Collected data

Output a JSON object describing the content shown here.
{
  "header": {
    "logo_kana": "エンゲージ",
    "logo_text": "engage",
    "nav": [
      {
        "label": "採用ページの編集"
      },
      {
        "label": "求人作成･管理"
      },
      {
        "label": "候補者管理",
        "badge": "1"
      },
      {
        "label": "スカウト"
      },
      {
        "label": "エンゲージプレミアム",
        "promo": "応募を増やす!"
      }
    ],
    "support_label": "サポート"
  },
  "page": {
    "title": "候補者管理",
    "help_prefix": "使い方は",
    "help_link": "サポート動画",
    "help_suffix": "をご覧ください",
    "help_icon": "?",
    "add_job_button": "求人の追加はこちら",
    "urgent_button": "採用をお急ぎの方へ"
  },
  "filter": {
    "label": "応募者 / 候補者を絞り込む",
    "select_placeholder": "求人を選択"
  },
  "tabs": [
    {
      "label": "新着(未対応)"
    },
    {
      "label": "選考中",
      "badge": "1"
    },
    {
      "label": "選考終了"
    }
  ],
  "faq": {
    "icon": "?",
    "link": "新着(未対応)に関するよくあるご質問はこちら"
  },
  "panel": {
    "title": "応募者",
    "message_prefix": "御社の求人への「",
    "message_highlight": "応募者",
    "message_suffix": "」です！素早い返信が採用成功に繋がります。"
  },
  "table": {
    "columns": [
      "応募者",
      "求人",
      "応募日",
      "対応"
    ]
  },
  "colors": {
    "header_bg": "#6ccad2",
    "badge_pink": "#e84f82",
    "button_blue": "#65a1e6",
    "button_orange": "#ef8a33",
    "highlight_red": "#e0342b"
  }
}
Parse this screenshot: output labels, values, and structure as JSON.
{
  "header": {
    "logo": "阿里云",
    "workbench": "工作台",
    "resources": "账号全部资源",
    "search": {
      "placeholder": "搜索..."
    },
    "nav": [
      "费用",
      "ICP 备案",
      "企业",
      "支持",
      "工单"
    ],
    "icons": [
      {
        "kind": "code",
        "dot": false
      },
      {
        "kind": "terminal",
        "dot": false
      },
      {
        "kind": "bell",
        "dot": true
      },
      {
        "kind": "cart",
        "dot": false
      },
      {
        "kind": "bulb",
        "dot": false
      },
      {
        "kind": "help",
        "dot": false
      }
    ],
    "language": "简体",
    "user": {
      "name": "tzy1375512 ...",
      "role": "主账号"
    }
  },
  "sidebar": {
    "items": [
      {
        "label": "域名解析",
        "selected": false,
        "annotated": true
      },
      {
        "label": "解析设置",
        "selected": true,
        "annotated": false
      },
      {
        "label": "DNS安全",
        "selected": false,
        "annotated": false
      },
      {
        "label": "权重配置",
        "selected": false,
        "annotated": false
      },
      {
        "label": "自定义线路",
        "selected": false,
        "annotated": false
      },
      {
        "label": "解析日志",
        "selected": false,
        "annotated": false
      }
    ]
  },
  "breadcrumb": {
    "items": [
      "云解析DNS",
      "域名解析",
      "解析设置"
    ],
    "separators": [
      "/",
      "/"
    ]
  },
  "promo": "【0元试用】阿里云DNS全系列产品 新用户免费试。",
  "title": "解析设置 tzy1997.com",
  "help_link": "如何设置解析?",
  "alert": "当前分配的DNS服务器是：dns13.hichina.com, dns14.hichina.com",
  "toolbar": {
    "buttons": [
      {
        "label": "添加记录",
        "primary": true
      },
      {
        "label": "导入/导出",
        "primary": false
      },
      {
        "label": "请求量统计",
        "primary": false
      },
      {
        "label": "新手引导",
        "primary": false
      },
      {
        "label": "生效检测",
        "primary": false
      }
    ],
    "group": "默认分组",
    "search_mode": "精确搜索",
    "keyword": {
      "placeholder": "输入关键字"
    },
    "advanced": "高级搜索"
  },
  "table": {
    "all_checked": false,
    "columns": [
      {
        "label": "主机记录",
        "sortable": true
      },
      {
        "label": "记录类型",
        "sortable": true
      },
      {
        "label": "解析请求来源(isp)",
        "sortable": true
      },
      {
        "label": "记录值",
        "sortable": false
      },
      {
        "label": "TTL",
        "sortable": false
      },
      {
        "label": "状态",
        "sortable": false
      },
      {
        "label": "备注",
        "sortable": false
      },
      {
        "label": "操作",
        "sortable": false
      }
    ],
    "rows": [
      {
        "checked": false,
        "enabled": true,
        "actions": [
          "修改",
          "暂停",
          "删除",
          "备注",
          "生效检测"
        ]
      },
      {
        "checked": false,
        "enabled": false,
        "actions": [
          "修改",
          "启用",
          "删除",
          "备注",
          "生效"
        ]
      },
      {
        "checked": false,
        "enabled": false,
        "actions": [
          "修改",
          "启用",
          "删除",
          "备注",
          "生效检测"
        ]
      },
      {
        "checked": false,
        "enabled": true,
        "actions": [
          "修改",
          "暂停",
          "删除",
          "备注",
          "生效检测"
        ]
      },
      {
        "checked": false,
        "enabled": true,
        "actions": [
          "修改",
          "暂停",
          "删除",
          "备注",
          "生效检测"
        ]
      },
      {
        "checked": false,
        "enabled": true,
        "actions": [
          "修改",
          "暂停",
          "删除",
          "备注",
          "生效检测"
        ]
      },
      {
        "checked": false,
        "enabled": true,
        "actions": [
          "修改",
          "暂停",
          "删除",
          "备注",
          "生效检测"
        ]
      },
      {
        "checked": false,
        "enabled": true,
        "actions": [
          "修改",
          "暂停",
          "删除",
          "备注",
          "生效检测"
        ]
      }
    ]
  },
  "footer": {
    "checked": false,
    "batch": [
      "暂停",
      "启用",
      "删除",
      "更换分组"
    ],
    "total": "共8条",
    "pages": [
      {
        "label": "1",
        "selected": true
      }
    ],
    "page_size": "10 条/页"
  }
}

> The task
Restate every record exactly, leaving nothing out.

> Exercise response
Output a JSON object describing the content shown here.
{
  "header": {
    "logo_kana": "エンゲージ",
    "logo_text": "engage",
    "nav": [
      {
        "label": "採用ページの編集"
      },
      {
        "label": "求人作成･管理"
      },
      {
        "label": "候補者管理",
        "badge": "1"
      },
      {
        "label": "スカウト"
      },
      {
        "label": "エンゲージプレミアム",
        "promo": "応募を増やす!"
      }
    ],
    "support_label": "サポート"
  },
  "page": {
    "title": "候補者管理",
    "help_prefix": "使い方は",
    "help_link": "サポート動画",
    "help_suffix": "をご覧ください",
    "help_icon": "?",
    "add_job_button": "求人の追加はこちら",
    "urgent_button": "採用をお急ぎの方へ"
  },
  "filter": {
    "label": "応募者 / 候補者を絞り込む",
    "select_placeholder": "求人を選択"
  },
  "tabs": [
    {
      "label": "新着(未対応)"
    },
    {
      "label": "選考中",
      "badge": "1"
    },
    {
      "label": "選考終了"
    }
  ],
  "faq": {
    "icon": "?",
    "link": "新着(未対応)に関するよくあるご質問はこちら"
  },
  "panel": {
    "title": "応募者",
    "message_prefix": "御社の求人への「",
    "message_highlight": "応募者",
    "message_suffix": "」です！素早い返信が採用成功に繋がります。"
  },
  "table": {
    "columns": [
      "応募者",
      "求人",
      "応募日",
      "対応"
    ]
  },
  "colors": {
    "header_bg": "#6ccad2",
    "badge_pink": "#e84f82",
    "button_blue": "#65a1e6",
    "button_orange": "#ef8a33",
    "highlight_red": "#e0342b"
  }
}
Parse this screenshot: output labels, values, and structure as JSON.
{
  "header": {
    "logo": "阿里云",
    "workbench": "工作台",
    "resources": "账号全部资源",
    "search": {
      "placeholder": "搜索..."
    },
    "nav": [
      "费用",
      "ICP 备案",
      "企业",
      "支持",
      "工单"
    ],
    "icons": [
      {
        "kind": "code",
        "dot": false
      },
      {
        "kind": "terminal",
        "dot": false
      },
      {
        "kind": "bell",
        "dot": true
      },
      {
        "kind": "cart",
        "dot": false
      },
      {
        "kind": "bulb",
        "dot": false
      },
      {
        "kind": "help",
        "dot": false
      }
    ],
    "language": "简体",
    "user": {
      "name": "tzy1375512 ...",
      "role": "主账号"
    }
  },
  "sidebar": {
    "items": [
      {
        "label": "域名解析",
        "selected": false,
        "annotated": true
      },
      {
        "label": "解析设置",
        "selected": true,
        "annotated": false
      },
      {
        "label": "DNS安全",
        "selected": false,
        "annotated": false
      },
      {
        "label": "权重配置",
        "selected": false,
        "annotated": false
      },
      {
        "label": "自定义线路",
        "selected": false,
        "annotated": false
      },
      {
        "label": "解析日志",
        "selected": false,
        "annotated": false
      }
    ]
  },
  "breadcrumb": {
    "items": [
      "云解析DNS",
      "域名解析",
      "解析设置"
    ],
    "separators": [
      "/",
      "/"
    ]
  },
  "promo": "【0元试用】阿里云DNS全系列产品 新用户免费试。",
  "title": "解析设置 tzy1997.com",
  "help_link": "如何设置解析?",
  "alert": "当前分配的DNS服务器是：dns13.hichina.com, dns14.hichina.com",
  "toolbar": {
    "buttons": [
      {
        "label": "添加记录",
        "primary": true
      },
      {
        "label": "导入/导出",
        "primary": false
      },
      {
        "label": "请求量统计",
        "primary": false
      },
      {
        "label": "新手引导",
        "primary": false
      },
      {
        "label": "生效检测",
        "primary": false
      }
    ],
    "group": "默认分组",
    "search_mode": "精确搜索",
    "keyword": {
      "placeholder": "输入关键字"
    },
    "advanced": "高级搜索"
  },
  "table": {
    "all_checked": false,
    "columns": [
      {
        "label": "主机记录",
        "sortable": true
      },
      {
        "label": "记录类型",
        "sortable": true
      },
      {
        "label": "解析请求来源(isp)",
        "sortable": true
      },
      {
        "label": "记录值",
        "sortable": false
      },
      {
        "label": "TTL",
        "sortable": false
      },
      {
        "label": "状态",
        "sortable": false
      },
      {
        "label": "备注",
        "sortable": false
      },
      {
        "label": "操作",
        "sortable": false
      }
    ],
    "rows": [
      {
        "checked": false,
        "enabled": true,
        "actions": [
          "修改",
          "暂停",
          "删除",
          "备注",
          "生效检测"
        ]
      },
      {
        "checked": false,
        "enabled": false,
        "actions": [
          "修改",
          "启用",
          "删除",
          "备注",
          "生效"
        ]
      },
      {
        "checked": false,
        "enabled": false,
        "actions": [
          "修改",
          "启用",
          "删除",
          "备注",
          "生效检测"
        ]
      },
      {
        "checked": false,
        "enabled": true,
        "actions": [
          "修改",
          "暂停",
          "删除",
          "备注",
          "生效检测"
        ]
      },
      {
        "checked": false,
        "enabled": true,
        "actions": [
          "修改",
          "暂停",
          "删除",
          "备注",
          "生效检测"
        ]
      },
      {
        "checked": false,
        "enabled": true,
        "actions": [
          "修改",
          "暂停",
          "删除",
          "备注",
          "生效检测"
        ]
      },
      {
        "checked": false,
        "enabled": true,
        "actions": [
          "修改",
          "暂停",
          "删除",
          "备注",
          "生效检测"
        ]
      },
      {
        "checked": false,
        "enabled": true,
        "actions": [
          "修改",
          "暂停",
          "删除",
          "备注",
          "生效检测"
        ]
      }
    ]
  },
  "footer": {
    "checked": false,
    "batch": [
      "暂停",
      "启用",
      "删除",
      "更换分组"
    ],
    "total": "共8条",
    "pages": [
      {
        "label": "1",
        "selected": true
      }
    ],
    "page_size": "10 条/页"
  }
}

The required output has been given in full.